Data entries
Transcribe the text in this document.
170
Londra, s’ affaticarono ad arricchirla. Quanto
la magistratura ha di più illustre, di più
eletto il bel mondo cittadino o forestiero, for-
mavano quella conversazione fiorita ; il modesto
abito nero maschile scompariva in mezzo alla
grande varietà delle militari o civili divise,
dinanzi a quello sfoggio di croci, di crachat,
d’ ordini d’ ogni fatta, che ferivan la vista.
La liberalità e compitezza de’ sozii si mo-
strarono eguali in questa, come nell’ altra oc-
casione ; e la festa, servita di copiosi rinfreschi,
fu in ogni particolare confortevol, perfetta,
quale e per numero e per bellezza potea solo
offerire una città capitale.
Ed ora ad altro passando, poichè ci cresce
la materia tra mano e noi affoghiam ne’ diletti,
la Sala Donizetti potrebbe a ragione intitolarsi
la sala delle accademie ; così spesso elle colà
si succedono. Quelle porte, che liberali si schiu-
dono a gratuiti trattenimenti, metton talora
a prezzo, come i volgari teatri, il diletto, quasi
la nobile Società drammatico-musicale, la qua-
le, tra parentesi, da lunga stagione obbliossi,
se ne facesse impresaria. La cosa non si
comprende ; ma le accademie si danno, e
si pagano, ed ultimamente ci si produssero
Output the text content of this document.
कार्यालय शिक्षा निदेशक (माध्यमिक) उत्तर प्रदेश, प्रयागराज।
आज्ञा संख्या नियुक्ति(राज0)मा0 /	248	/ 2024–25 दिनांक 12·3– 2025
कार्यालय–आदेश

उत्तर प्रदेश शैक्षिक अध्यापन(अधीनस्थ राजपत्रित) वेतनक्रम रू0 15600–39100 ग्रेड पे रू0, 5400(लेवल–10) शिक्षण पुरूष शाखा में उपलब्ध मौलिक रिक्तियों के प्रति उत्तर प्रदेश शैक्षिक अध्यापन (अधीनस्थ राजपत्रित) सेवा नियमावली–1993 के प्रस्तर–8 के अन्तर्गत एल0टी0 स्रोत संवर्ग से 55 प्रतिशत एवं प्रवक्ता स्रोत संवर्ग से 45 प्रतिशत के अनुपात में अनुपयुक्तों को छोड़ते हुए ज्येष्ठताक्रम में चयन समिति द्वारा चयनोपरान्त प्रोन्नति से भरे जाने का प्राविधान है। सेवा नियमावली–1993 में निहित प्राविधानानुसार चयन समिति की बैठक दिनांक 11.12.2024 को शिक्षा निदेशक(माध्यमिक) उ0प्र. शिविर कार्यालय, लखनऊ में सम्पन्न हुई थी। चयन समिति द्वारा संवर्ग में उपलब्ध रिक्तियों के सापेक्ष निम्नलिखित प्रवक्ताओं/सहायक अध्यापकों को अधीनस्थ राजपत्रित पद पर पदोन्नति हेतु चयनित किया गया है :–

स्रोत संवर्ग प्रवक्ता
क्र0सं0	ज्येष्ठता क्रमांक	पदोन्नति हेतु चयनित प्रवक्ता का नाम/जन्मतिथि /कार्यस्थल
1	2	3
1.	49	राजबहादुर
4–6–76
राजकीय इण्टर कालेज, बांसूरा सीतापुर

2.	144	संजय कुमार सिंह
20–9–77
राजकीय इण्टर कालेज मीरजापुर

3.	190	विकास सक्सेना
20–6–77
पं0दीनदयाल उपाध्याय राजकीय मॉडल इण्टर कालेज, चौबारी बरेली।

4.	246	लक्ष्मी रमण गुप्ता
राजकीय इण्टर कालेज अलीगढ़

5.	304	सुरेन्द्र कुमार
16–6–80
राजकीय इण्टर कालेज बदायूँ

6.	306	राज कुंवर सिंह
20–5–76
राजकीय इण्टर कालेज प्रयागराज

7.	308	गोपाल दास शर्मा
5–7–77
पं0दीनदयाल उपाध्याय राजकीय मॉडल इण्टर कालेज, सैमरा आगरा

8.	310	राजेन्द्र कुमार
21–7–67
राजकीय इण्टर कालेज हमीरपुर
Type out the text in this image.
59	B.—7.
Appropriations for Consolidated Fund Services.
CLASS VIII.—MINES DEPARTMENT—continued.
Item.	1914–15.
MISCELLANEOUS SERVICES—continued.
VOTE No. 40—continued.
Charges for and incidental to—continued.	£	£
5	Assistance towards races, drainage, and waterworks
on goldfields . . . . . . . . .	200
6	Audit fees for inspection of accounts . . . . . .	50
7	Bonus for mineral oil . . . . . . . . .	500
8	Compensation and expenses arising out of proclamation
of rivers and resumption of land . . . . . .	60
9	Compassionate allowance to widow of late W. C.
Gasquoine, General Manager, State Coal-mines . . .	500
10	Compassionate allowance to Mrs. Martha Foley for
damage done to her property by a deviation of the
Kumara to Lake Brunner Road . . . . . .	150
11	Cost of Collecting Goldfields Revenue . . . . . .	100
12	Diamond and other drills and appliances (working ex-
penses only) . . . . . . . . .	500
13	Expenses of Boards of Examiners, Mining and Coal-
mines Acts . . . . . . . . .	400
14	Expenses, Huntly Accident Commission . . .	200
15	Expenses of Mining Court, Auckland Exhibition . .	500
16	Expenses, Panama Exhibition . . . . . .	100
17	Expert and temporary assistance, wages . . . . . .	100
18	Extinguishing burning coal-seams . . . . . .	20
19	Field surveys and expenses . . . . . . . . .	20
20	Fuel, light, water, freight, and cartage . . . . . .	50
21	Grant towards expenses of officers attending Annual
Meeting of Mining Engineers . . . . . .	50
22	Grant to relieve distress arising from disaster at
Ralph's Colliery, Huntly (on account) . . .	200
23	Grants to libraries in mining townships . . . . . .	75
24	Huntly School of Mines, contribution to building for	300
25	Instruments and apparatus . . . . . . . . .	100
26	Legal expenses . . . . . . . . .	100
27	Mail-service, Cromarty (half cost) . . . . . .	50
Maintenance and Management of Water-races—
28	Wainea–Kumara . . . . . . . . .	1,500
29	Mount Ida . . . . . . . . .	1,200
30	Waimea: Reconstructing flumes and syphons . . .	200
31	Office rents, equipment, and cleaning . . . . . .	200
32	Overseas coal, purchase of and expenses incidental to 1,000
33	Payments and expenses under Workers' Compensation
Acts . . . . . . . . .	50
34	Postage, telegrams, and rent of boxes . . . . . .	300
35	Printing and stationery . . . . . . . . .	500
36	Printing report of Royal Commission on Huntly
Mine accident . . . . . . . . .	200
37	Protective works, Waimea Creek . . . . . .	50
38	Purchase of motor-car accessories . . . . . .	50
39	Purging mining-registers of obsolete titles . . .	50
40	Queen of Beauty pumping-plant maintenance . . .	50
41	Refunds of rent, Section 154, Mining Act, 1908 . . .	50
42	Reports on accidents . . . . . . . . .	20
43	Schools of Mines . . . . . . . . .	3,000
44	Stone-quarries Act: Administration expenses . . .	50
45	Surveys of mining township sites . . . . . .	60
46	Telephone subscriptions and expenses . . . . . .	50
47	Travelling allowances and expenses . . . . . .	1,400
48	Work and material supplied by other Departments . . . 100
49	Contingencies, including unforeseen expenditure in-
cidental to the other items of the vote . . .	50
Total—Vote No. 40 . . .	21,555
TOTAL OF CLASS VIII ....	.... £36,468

§ **STATED TASK**: Output all of the data again. Match it exactly.

§ **FINISHED EXERCISE**:
Transcribe the text in this document.
170
Londra, s’ affaticarono ad arricchirla. Quanto
la magistratura ha di più illustre, di più
eletto il bel mondo cittadino o forestiero, for-
mavano quella conversazione fiorita ; il modesto
abito nero maschile scompariva in mezzo alla
grande varietà delle militari o civili divise,
dinanzi a quello sfoggio di croci, di crachat,
d’ ordini d’ ogni fatta, che ferivan la vista.
La liberalità e compitezza de’ sozii si mo-
strarono eguali in questa, come nell’ altra oc-
casione ; e la festa, servita di copiosi rinfreschi,
fu in ogni particolare confortevol, perfetta,
quale e per numero e per bellezza potea solo
offerire una città capitale.
Ed ora ad altro passando, poichè ci cresce
la materia tra mano e noi affoghiam ne’ diletti,
la Sala Donizetti potrebbe a ragione intitolarsi
la sala delle accademie ; così spesso elle colà
si succedono. Quelle porte, che liberali si schiu-
dono a gratuiti trattenimenti, metton talora
a prezzo, come i volgari teatri, il diletto, quasi
la nobile Società drammatico-musicale, la qua-
le, tra parentesi, da lunga stagione obbliossi,
se ne facesse impresaria. La cosa non si
comprende ; ma le accademie si danno, e
si pagano, ed ultimamente ci si produssero
Output the text content of this document.
कार्यालय शिक्षा निदेशक (माध्यमिक) उत्तर प्रदेश, प्रयागराज।
आज्ञा संख्या नियुक्ति(राज0)मा0 /	248	/ 2024–25 दिनांक 12·3– 2025
कार्यालय–आदेश

उत्तर प्रदेश शैक्षिक अध्यापन(अधीनस्थ राजपत्रित) वेतनक्रम रू0 15600–39100 ग्रेड पे रू0, 5400(लेवल–10) शिक्षण पुरूष शाखा में उपलब्ध मौलिक रिक्तियों के प्रति उत्तर प्रदेश शैक्षिक अध्यापन (अधीनस्थ राजपत्रित) सेवा नियमावली–1993 के प्रस्तर–8 के अन्तर्गत एल0टी0 स्रोत संवर्ग से 55 प्रतिशत एवं प्रवक्ता स्रोत संवर्ग से 45 प्रतिशत के अनुपात में अनुपयुक्तों को छोड़ते हुए ज्येष्ठताक्रम में चयन समिति द्वारा चयनोपरान्त प्रोन्नति से भरे जाने का प्राविधान है। सेवा नियमावली–1993 में निहित प्राविधानानुसार चयन समिति की बैठक दिनांक 11.12.2024 को शिक्षा निदेशक(माध्यमिक) उ0प्र. शिविर कार्यालय, लखनऊ में सम्पन्न हुई थी। चयन समिति द्वारा संवर्ग में उपलब्ध रिक्तियों के सापेक्ष निम्नलिखित प्रवक्ताओं/सहायक अध्यापकों को अधीनस्थ राजपत्रित पद पर पदोन्नति हेतु चयनित किया गया है :–

स्रोत संवर्ग प्रवक्ता
क्र0सं0	ज्येष्ठता क्रमांक	पदोन्नति हेतु चयनित प्रवक्ता का नाम/जन्मतिथि /कार्यस्थल
1	2	3
1.	49	राजबहादुर
4–6–76
राजकीय इण्टर कालेज, बांसूरा सीतापुर

2.	144	संजय कुमार सिंह
20–9–77
राजकीय इण्टर कालेज मीरजापुर

3.	190	विकास सक्सेना
20–6–77
पं0दीनदयाल उपाध्याय राजकीय मॉडल इण्टर कालेज, चौबारी बरेली।

4.	246	लक्ष्मी रमण गुप्ता
राजकीय इण्टर कालेज अलीगढ़

5.	304	सुरेन्द्र कुमार
16–6–80
राजकीय इण्टर कालेज बदायूँ

6.	306	राज कुंवर सिंह
20–5–76
राजकीय इण्टर कालेज प्रयागराज

7.	308	गोपाल दास शर्मा
5–7–77
पं0दीनदयाल उपाध्याय राजकीय मॉडल इण्टर कालेज, सैमरा आगरा

8.	310	राजेन्द्र कुमार
21–7–67
राजकीय इण्टर कालेज हमीरपुर
Type out the text in this image.
59	B.—7.
Appropriations for Consolidated Fund Services.
CLASS VIII.—MINES DEPARTMENT—continued.
Item.	1914–15.
MISCELLANEOUS SERVICES—continued.
VOTE No. 40—continued.
Charges for and incidental to—continued.	£	£
5	Assistance towards races, drainage, and waterworks
on goldfields . . . . . . . . .	200
6	Audit fees for inspection of accounts . . . . . .	50
7	Bonus for mineral oil . . . . . . . . .	500
8	Compensation and expenses arising out of proclamation
of rivers and resumption of land . . . . . .	60
9	Compassionate allowance to widow of late W. C.
Gasquoine, General Manager, State Coal-mines . . .	500
10	Compassionate allowance to Mrs. Martha Foley for
damage done to her property by a deviation of the
Kumara to Lake Brunner Road . . . . . .	150
11	Cost of Collecting Goldfields Revenue . . . . . .	100
12	Diamond and other drills and appliances (working ex-
penses only) . . . . . . . . .	500
13	Expenses of Boards of Examiners, Mining and Coal-
mines Acts . . . . . . . . .	400
14	Expenses, Huntly Accident Commission . . .	200
15	Expenses of Mining Court, Auckland Exhibition . .	500
16	Expenses, Panama Exhibition . . . . . .	100
17	Expert and temporary assistance, wages . . . . . .	100
18	Extinguishing burning coal-seams . . . . . .	20
19	Field surveys and expenses . . . . . . . . .	20
20	Fuel, light, water, freight, and cartage . . . . . .	50
21	Grant towards expenses of officers attending Annual
Meeting of Mining Engineers . . . . . .	50
22	Grant to relieve distress arising from disaster at
Ralph's Colliery, Huntly (on account) . . .	200
23	Grants to libraries in mining townships . . . . . .	75
24	Huntly School of Mines, contribution to building for	300
25	Instruments and apparatus . . . . . . . . .	100
26	Legal expenses . . . . . . . . .	100
27	Mail-service, Cromarty (half cost) . . . . . .	50
Maintenance and Management of Water-races—
28	Wainea–Kumara . . . . . . . . .	1,500
29	Mount Ida . . . . . . . . .	1,200
30	Waimea: Reconstructing flumes and syphons . . .	200
31	Office rents, equipment, and cleaning . . . . . .	200
32	Overseas coal, purchase of and expenses incidental to 1,000
33	Payments and expenses under Workers' Compensation
Acts . . . . . . . . .	50
34	Postage, telegrams, and rent of boxes . . . . . .	300
35	Printing and stationery . . . . . . . . .	500
36	Printing report of Royal Commission on Huntly
Mine accident . . . . . . . . .	200
37	Protective works, Waimea Creek . . . . . .	50
38	Purchase of motor-car accessories . . . . . .	50
39	Purging mining-registers of obsolete titles . . .	50
40	Queen of Beauty pumping-plant maintenance . . .	50
41	Refunds of rent, Section 154, Mining Act, 1908 . . .	50
42	Reports on accidents . . . . . . . . .	20
43	Schools of Mines . . . . . . . . .	3,000
44	Stone-quarries Act: Administration expenses . . .	50
45	Surveys of mining township sites . . . . . .	60
46	Telephone subscriptions and expenses . . . . . .	50
47	Travelling allowances and expenses . . . . . .	1,400
48	Work and material supplied by other Departments . . . 100
49	Contingencies, including unforeseen expenditure in-
cidental to the other items of the vote . . .	50
Total—Vote No. 40 . . .	21,555
TOTAL OF CLASS VIII ....	.... £36,468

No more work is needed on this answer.